• **Exercise prompt**
Work out how many lines of the records contain "this". Answer with the number and nothing else.

Stored data entries:
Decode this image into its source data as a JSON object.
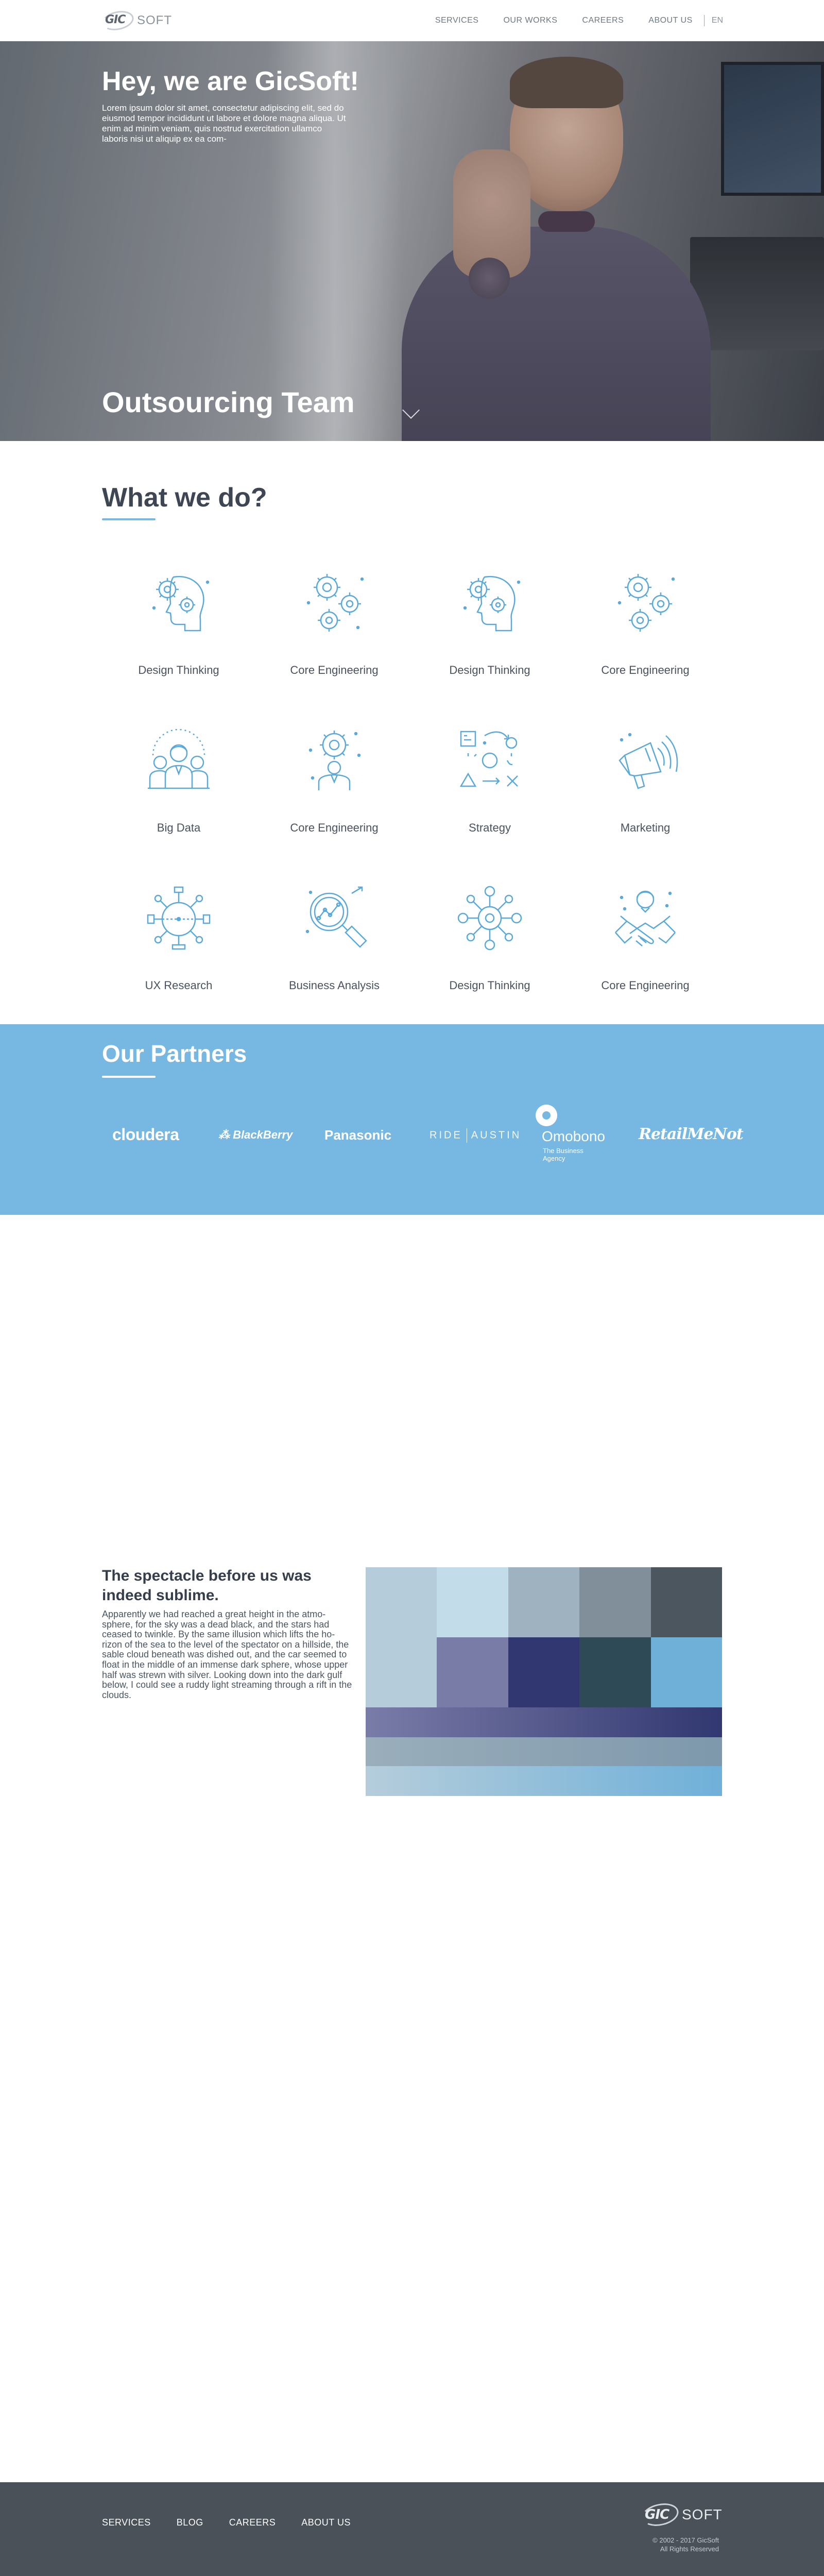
{
  "nav": {
    "logo_gic": "GIC",
    "logo_soft": "SOFT",
    "links": [
      "SERVICES",
      "OUR WORKS",
      "CAREERS",
      "ABOUT US"
    ],
    "lang": "EN"
  },
  "hero": {
    "title": "Hey, we are GicSoft!",
    "text": "Lorem ipsum dolor sit amet, consectetur adipiscing elit, sed do eiusmod tempor incididunt ut labore et dolore magna aliqua. Ut enim ad minim veniam, quis nostrud exercitation ullamco laboris nisi ut aliquip ex ea com-",
    "bottom_title": "Outsourcing Team"
  },
  "what_we_do": {
    "title": "What we do?",
    "items": [
      {
        "label": "Design Thinking",
        "icon": "head-gears-icon"
      },
      {
        "label": "Core Engineering",
        "icon": "gears-icon"
      },
      {
        "label": "Design Thinking",
        "icon": "head-gears-icon"
      },
      {
        "label": "Core Engineering",
        "icon": "gears-icon"
      },
      {
        "label": "Big Data",
        "icon": "team-icon"
      },
      {
        "label": "Core Engineering",
        "icon": "person-gear-icon"
      },
      {
        "label": "Strategy",
        "icon": "strategy-icon"
      },
      {
        "label": "Marketing",
        "icon": "megaphone-icon"
      },
      {
        "label": "UX Research",
        "icon": "network-globe-icon"
      },
      {
        "label": "Business Analysis",
        "icon": "magnifier-chart-icon"
      },
      {
        "label": "Design Thinking",
        "icon": "connections-icon"
      },
      {
        "label": "Core Engineering",
        "icon": "handshake-icon"
      }
    ]
  },
  "partners": {
    "title": "Our Partners",
    "logos": {
      "cloudera": "cloudera",
      "blackberry": "BlackBerry",
      "panasonic": "Panasonic",
      "ride_a": "RIDE",
      "ride_b": "AUSTIN",
      "omobono": "Omobono",
      "omobono_sub": "The Business Agency",
      "retailmenot": "RetailMeNot"
    }
  },
  "article": {
    "title": "The spectacle before us was indeed sublime.",
    "body": "Apparently we had reached a great height in the atmo-sphere, for the sky was a dead black, and the stars had ceased to twinkle. By the same illusion which lifts the ho-rizon of the sea to the level of the spectator on a hillside, the sable cloud beneath was dished out, and the car seemed to float in the middle of an immense dark sphere, whose upper half was strewn with silver. Looking down into the dark gulf below, I could see a ruddy light streaming through a rift in the clouds."
  },
  "palette": {
    "row1": [
      "#b5cddb",
      "#c2dcea",
      "#9fb2c0",
      "#808f9a",
      "#4c565e"
    ],
    "row2": [
      "#b5cddb",
      "#7a7ca8",
      "#313770",
      "#2e4a57",
      "#6fb0d9"
    ],
    "band1_from": "#7a7ca8",
    "band1_to": "#313770",
    "band2_from": "#9aaebb",
    "band2_to": "#7e98ac",
    "band3_from": "#b5cddb",
    "band3_to": "#6fb0d9"
  },
  "footer": {
    "links": [
      "SERVICES",
      "BLOG",
      "CAREERS",
      "ABOUT US"
    ],
    "logo_gic": "GIC",
    "logo_soft": "SOFT",
    "copyright_1": "© 2002 - 2017  GicSoft",
    "copyright_2": "All Rights Reserved"
  },
  "colors": {
    "accent": "#76b8e0",
    "partners_bg": "#77b8e2",
    "footer_bg": "#4a5159",
    "icon": "#5aa9d8"
  }
}
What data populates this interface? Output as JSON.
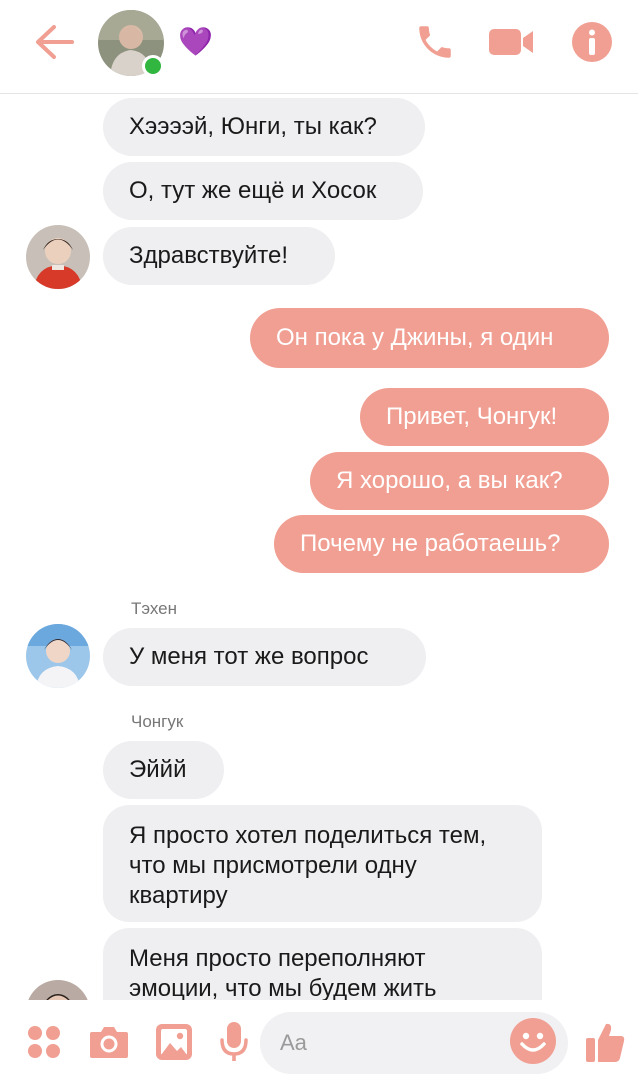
{
  "colors": {
    "accent": "#f09f92",
    "online": "#31b63f",
    "heart": "#b150e8",
    "incoming_bg": "#efeef1"
  },
  "header": {
    "status_emoji": "💜",
    "icons": [
      "back-arrow-icon",
      "phone-icon",
      "video-camera-icon",
      "info-icon"
    ]
  },
  "messages": [
    {
      "side": "in",
      "text": "Хээээй, Юнги, ты как?"
    },
    {
      "side": "in",
      "text": "О, тут же ещё и Хосок"
    },
    {
      "side": "in",
      "text": "Здравствуйте!"
    },
    {
      "side": "out",
      "text": "Он пока у Джины, я один"
    },
    {
      "side": "out",
      "text": "Привет, Чонгук!"
    },
    {
      "side": "out",
      "text": "Я хорошо, а вы как?"
    },
    {
      "side": "out",
      "text": "Почему не работаешь?"
    },
    {
      "side": "in",
      "sender": "Тэхен",
      "text": "У меня тот же вопрос"
    },
    {
      "side": "in",
      "sender": "Чонгук",
      "text": "Эййй"
    },
    {
      "side": "in",
      "text": "Я просто хотел поделиться тем, что мы присмотрели одну квартиру"
    },
    {
      "side": "in",
      "text": "Меня просто переполняют эмоции, что мы будем жить"
    }
  ],
  "composer": {
    "placeholder": "Aa",
    "icons": [
      "apps-icon",
      "camera-icon",
      "gallery-icon",
      "microphone-icon",
      "emoji-icon",
      "thumbs-up-icon"
    ]
  }
}
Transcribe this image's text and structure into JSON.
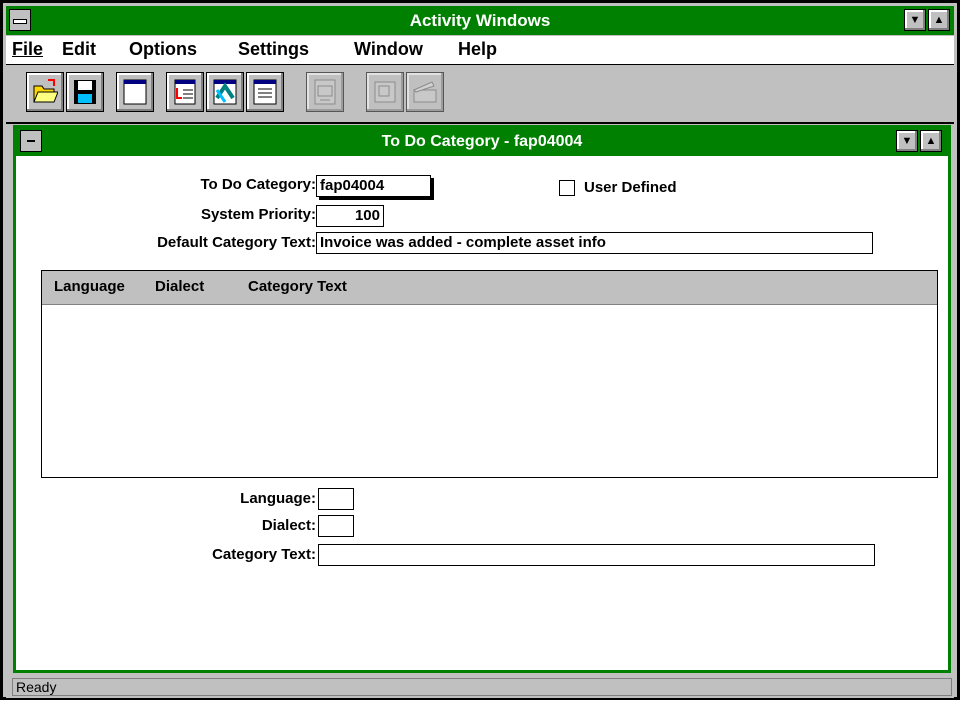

• **Answer to the task**
3